* _DATASET EXCERPTS_
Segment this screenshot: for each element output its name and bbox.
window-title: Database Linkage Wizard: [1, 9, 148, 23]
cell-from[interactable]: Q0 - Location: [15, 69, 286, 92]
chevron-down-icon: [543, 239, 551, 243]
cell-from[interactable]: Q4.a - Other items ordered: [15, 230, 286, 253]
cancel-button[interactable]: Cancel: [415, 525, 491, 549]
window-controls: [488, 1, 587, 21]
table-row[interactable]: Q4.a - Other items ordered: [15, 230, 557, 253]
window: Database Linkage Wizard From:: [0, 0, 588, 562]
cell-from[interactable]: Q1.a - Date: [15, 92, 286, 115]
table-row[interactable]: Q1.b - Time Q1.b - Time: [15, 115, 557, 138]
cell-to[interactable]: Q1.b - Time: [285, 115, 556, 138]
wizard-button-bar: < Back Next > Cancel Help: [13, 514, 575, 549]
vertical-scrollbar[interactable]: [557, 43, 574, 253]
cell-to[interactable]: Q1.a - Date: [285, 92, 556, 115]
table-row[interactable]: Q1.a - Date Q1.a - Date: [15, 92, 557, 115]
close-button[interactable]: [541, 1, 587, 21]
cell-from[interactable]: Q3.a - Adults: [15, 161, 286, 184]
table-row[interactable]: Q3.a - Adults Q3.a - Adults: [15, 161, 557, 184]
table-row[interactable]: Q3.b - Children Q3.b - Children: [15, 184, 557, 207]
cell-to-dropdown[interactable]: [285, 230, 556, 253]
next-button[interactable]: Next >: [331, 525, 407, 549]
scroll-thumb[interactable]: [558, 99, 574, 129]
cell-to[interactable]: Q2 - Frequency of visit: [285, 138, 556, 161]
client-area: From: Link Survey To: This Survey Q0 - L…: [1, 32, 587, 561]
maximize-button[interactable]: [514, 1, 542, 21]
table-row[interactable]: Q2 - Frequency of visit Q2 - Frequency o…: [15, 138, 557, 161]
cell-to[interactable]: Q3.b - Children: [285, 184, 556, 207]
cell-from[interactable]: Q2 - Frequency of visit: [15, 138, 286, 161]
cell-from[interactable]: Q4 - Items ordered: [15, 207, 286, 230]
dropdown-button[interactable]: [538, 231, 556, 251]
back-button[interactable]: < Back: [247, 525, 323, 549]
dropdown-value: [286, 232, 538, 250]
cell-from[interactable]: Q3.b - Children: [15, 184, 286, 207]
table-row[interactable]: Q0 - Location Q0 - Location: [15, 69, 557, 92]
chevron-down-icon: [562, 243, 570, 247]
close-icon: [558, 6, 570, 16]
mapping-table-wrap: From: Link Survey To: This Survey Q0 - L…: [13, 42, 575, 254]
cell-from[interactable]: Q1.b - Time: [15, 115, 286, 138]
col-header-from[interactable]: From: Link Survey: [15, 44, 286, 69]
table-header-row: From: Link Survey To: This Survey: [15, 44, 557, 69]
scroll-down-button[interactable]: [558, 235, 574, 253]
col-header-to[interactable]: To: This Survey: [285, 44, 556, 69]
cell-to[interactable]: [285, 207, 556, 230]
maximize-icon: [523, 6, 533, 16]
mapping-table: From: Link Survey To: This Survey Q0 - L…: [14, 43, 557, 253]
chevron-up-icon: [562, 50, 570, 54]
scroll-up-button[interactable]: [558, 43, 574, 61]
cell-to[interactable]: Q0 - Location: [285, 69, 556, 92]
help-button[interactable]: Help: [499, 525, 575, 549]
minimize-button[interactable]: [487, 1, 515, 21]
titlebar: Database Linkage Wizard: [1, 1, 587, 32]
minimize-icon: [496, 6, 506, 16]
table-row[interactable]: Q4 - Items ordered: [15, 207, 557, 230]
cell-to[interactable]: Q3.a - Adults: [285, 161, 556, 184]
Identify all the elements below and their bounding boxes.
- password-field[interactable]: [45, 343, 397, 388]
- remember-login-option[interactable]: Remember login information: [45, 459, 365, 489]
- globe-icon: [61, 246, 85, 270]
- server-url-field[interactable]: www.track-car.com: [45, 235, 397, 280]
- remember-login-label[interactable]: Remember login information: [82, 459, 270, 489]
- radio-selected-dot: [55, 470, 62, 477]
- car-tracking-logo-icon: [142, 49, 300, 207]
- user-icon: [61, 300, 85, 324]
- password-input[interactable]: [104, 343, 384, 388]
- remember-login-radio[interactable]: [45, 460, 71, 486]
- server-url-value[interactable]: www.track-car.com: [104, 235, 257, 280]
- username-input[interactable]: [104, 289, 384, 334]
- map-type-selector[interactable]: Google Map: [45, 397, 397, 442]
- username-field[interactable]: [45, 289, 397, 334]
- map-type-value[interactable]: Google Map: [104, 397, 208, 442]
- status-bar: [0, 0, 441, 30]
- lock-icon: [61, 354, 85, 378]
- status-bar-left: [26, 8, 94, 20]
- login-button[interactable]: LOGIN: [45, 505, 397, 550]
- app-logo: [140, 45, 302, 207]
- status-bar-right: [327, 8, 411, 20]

* _WORK INSTRUCTIONS_
Copy all the material above word for word, keeping every line as it appears.

* _WRITTEN SOLUTION_
Segment this screenshot: for each element output its name and bbox.
window-title: Database Linkage Wizard: [1, 9, 148, 23]
cell-from[interactable]: Q0 - Location: [15, 69, 286, 92]
chevron-down-icon: [543, 239, 551, 243]
cell-from[interactable]: Q4.a - Other items ordered: [15, 230, 286, 253]
cancel-button[interactable]: Cancel: [415, 525, 491, 549]
window-controls: [488, 1, 587, 21]
table-row[interactable]: Q4.a - Other items ordered: [15, 230, 557, 253]
window: Database Linkage Wizard From:: [0, 0, 588, 562]
cell-from[interactable]: Q1.a - Date: [15, 92, 286, 115]
table-row[interactable]: Q1.b - Time Q1.b - Time: [15, 115, 557, 138]
cell-to[interactable]: Q1.b - Time: [285, 115, 556, 138]
wizard-button-bar: < Back Next > Cancel Help: [13, 514, 575, 549]
vertical-scrollbar[interactable]: [557, 43, 574, 253]
cell-to[interactable]: Q1.a - Date: [285, 92, 556, 115]
table-row[interactable]: Q1.a - Date Q1.a - Date: [15, 92, 557, 115]
close-button[interactable]: [541, 1, 587, 21]
cell-from[interactable]: Q3.a - Adults: [15, 161, 286, 184]
table-row[interactable]: Q3.a - Adults Q3.a - Adults: [15, 161, 557, 184]
table-row[interactable]: Q3.b - Children Q3.b - Children: [15, 184, 557, 207]
cell-to-dropdown[interactable]: [285, 230, 556, 253]
next-button[interactable]: Next >: [331, 525, 407, 549]
scroll-thumb[interactable]: [558, 99, 574, 129]
cell-to[interactable]: Q2 - Frequency of visit: [285, 138, 556, 161]
client-area: From: Link Survey To: This Survey Q0 - L…: [1, 32, 587, 561]
maximize-button[interactable]: [514, 1, 542, 21]
table-row[interactable]: Q2 - Frequency of visit Q2 - Frequency o…: [15, 138, 557, 161]
cell-to[interactable]: Q3.b - Children: [285, 184, 556, 207]
cell-from[interactable]: Q2 - Frequency of visit: [15, 138, 286, 161]
cell-from[interactable]: Q4 - Items ordered: [15, 207, 286, 230]
dropdown-button[interactable]: [538, 231, 556, 251]
back-button[interactable]: < Back: [247, 525, 323, 549]
dropdown-value: [286, 232, 538, 250]
cell-from[interactable]: Q3.b - Children: [15, 184, 286, 207]
table-row[interactable]: Q0 - Location Q0 - Location: [15, 69, 557, 92]
chevron-down-icon: [562, 243, 570, 247]
close-icon: [558, 6, 570, 16]
mapping-table-wrap: From: Link Survey To: This Survey Q0 - L…: [13, 42, 575, 254]
cell-from[interactable]: Q1.b - Time: [15, 115, 286, 138]
col-header-from[interactable]: From: Link Survey: [15, 44, 286, 69]
table-header-row: From: Link Survey To: This Survey: [15, 44, 557, 69]
scroll-down-button[interactable]: [558, 235, 574, 253]
col-header-to[interactable]: To: This Survey: [285, 44, 556, 69]
cell-to[interactable]: [285, 207, 556, 230]
maximize-icon: [523, 6, 533, 16]
mapping-table: From: Link Survey To: This Survey Q0 - L…: [14, 43, 557, 253]
chevron-up-icon: [562, 50, 570, 54]
scroll-up-button[interactable]: [558, 43, 574, 61]
cell-to[interactable]: Q0 - Location: [285, 69, 556, 92]
help-button[interactable]: Help: [499, 525, 575, 549]
minimize-button[interactable]: [487, 1, 515, 21]
titlebar: Database Linkage Wizard: [1, 1, 587, 32]
minimize-icon: [496, 6, 506, 16]
table-row[interactable]: Q4 - Items ordered: [15, 207, 557, 230]
cell-to[interactable]: Q3.a - Adults: [285, 161, 556, 184]
Identify all the elements below and their bounding boxes.
- password-field[interactable]: [45, 343, 397, 388]
- remember-login-option[interactable]: Remember login information: [45, 459, 365, 489]
- globe-icon: [61, 246, 85, 270]
- server-url-field[interactable]: www.track-car.com: [45, 235, 397, 280]
- remember-login-label[interactable]: Remember login information: [82, 459, 270, 489]
- radio-selected-dot: [55, 470, 62, 477]
- car-tracking-logo-icon: [142, 49, 300, 207]
- user-icon: [61, 300, 85, 324]
- password-input[interactable]: [104, 343, 384, 388]
- remember-login-radio[interactable]: [45, 460, 71, 486]
- server-url-value[interactable]: www.track-car.com: [104, 235, 257, 280]
- username-input[interactable]: [104, 289, 384, 334]
- map-type-selector[interactable]: Google Map: [45, 397, 397, 442]
- username-field[interactable]: [45, 289, 397, 334]
- map-type-value[interactable]: Google Map: [104, 397, 208, 442]
- status-bar: [0, 0, 441, 30]
- lock-icon: [61, 354, 85, 378]
- status-bar-left: [26, 8, 94, 20]
- login-button[interactable]: LOGIN: [45, 505, 397, 550]
- app-logo: [140, 45, 302, 207]
- status-bar-right: [327, 8, 411, 20]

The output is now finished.